TASK DETAILS >> Retype each line of the material exactly, please, skipping any picture in it.

◆ ◆ ◆ ◆ ◆

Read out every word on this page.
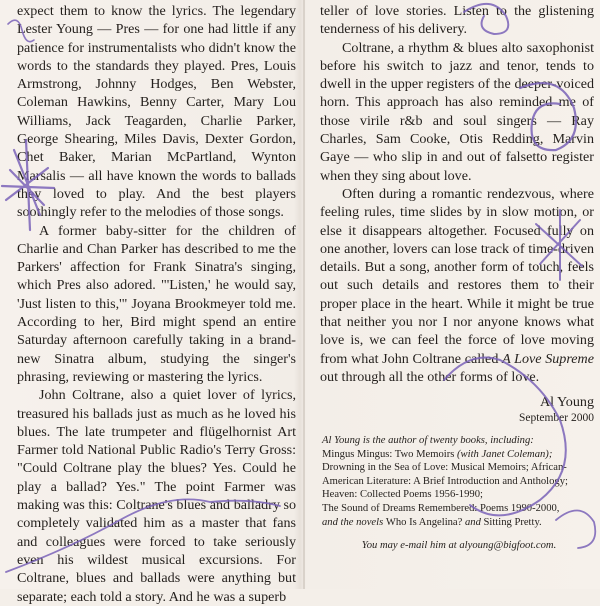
expect them to know the lyrics. The legendary Lester Young — Pres — for one had little if any patience for instrumentalists who didn't know the words to the standards they played. Pres, Louis Armstrong, Johnny Hodges, Ben Webster, Coleman Hawkins, Benny Carter, Mary Lou Williams, Jack Teagarden, Charlie Parker, George Shearing, Miles Davis, Dexter Gordon, Chet Baker, Marian McPartland, Wynton Marsalis — all have known the words to ballads they loved to play. And the best players soothingly refer to the melodies of those songs.

A former baby-sitter for the children of Charlie and Chan Parker has described to me the Parkers' affection for Frank Sinatra's singing, which Pres also adored. "'Listen,' he would say, 'Just listen to this,'" Joyana Brookmeyer told me. According to her, Bird might spend an entire Saturday afternoon carefully taking in a brand-new Sinatra album, studying the singer's phrasing, reviewing or mastering the lyrics.

John Coltrane, also a quiet lover of lyrics, treasured his ballads just as much as he loved his blues. The late trumpeter and flügelhornist Art Farmer told National Public Radio's Terry Gross: "Could Coltrane play the blues? Yes. Could he play a ballad? Yes." The point Farmer was making was this: Coltrane's blues and balladry so completely validated him as a master that fans and colleagues were forced to take seriously even his wildest musical excursions. For Coltrane, blues and ballads were anything but separate; each told a story. And he was a superb

teller of love stories. Listen to the glistening tenderness of his delivery.

Coltrane, a rhythm & blues alto saxophonist before his switch to jazz and tenor, tends to dwell in the upper registers of the deeper-voiced horn. This approach has also reminded me of those virile r&b and soul singers — Ray Charles, Sam Cooke, Otis Redding, Marvin Gaye — who slip in and out of falsetto register when they sing about love.

Often during a romantic rendezvous, where feeling rules, time slides by in slow motion, or else it disappears altogether. Focused fully on one another, lovers can lose track of time-driven details. But a song, another form of touch, feels out such details and restores them to their proper place in the heart. While it might be true that neither you nor I nor anyone knows what love is, we can feel the force of love moving from what John Coltrane called A Love Supreme out through all the other forms of love.

Al Young
September 2000
Al Young is the author of twenty books, including:
Mingus Mingus: Two Memoirs (with Janet Coleman);
Drowning in the Sea of Love: Musical Memoirs; African-American Literature: A Brief Introduction and Anthology;
Heaven: Collected Poems 1956-1990;
The Sound of Dreams Remembered: Poems 1990-2000,
and the novels Who Is Angelina? and Sitting Pretty.
You may e-mail him at alyoung@bigfoot.com.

◆ ◆ ◆ ◆ ◆

EXPECTED ANSWER >>
Read out every word on this page.
expect them to know the lyrics. The legendary Lester Young — Pres — for one had little if any patience for instrumentalists who didn't know the words to the standards they played. Pres, Louis Armstrong, Johnny Hodges, Ben Webster, Coleman Hawkins, Benny Carter, Mary Lou Williams, Jack Teagarden, Charlie Parker, George Shearing, Miles Davis, Dexter Gordon, Chet Baker, Marian McPartland, Wynton Marsalis — all have known the words to ballads they loved to play. And the best players soothingly refer to the melodies of those songs.

A former baby-sitter for the children of Charlie and Chan Parker has described to me the Parkers' affection for Frank Sinatra's singing, which Pres also adored. "'Listen,' he would say, 'Just listen to this,'" Joyana Brookmeyer told me. According to her, Bird might spend an entire Saturday afternoon carefully taking in a brand-new Sinatra album, studying the singer's phrasing, reviewing or mastering the lyrics.

John Coltrane, also a quiet lover of lyrics, treasured his ballads just as much as he loved his blues. The late trumpeter and flügelhornist Art Farmer told National Public Radio's Terry Gross: "Could Coltrane play the blues? Yes. Could he play a ballad? Yes." The point Farmer was making was this: Coltrane's blues and balladry so completely validated him as a master that fans and colleagues were forced to take seriously even his wildest musical excursions. For Coltrane, blues and ballads were anything but separate; each told a story. And he was a superb

teller of love stories. Listen to the glistening tenderness of his delivery.

Coltrane, a rhythm & blues alto saxophonist before his switch to jazz and tenor, tends to dwell in the upper registers of the deeper-voiced horn. This approach has also reminded me of those virile r&b and soul singers — Ray Charles, Sam Cooke, Otis Redding, Marvin Gaye — who slip in and out of falsetto register when they sing about love.

Often during a romantic rendezvous, where feeling rules, time slides by in slow motion, or else it disappears altogether. Focused fully on one another, lovers can lose track of time-driven details. But a song, another form of touch, feels out such details and restores them to their proper place in the heart. While it might be true that neither you nor I nor anyone knows what love is, we can feel the force of love moving from what John Coltrane called A Love Supreme out through all the other forms of love.

Al Young
September 2000
Al Young is the author of twenty books, including:
Mingus Mingus: Two Memoirs (with Janet Coleman);
Drowning in the Sea of Love: Musical Memoirs; African-American Literature: A Brief Introduction and Anthology;
Heaven: Collected Poems 1956-1990;
The Sound of Dreams Remembered: Poems 1990-2000,
and the novels Who Is Angelina? and Sitting Pretty.
You may e-mail him at alyoung@bigfoot.com.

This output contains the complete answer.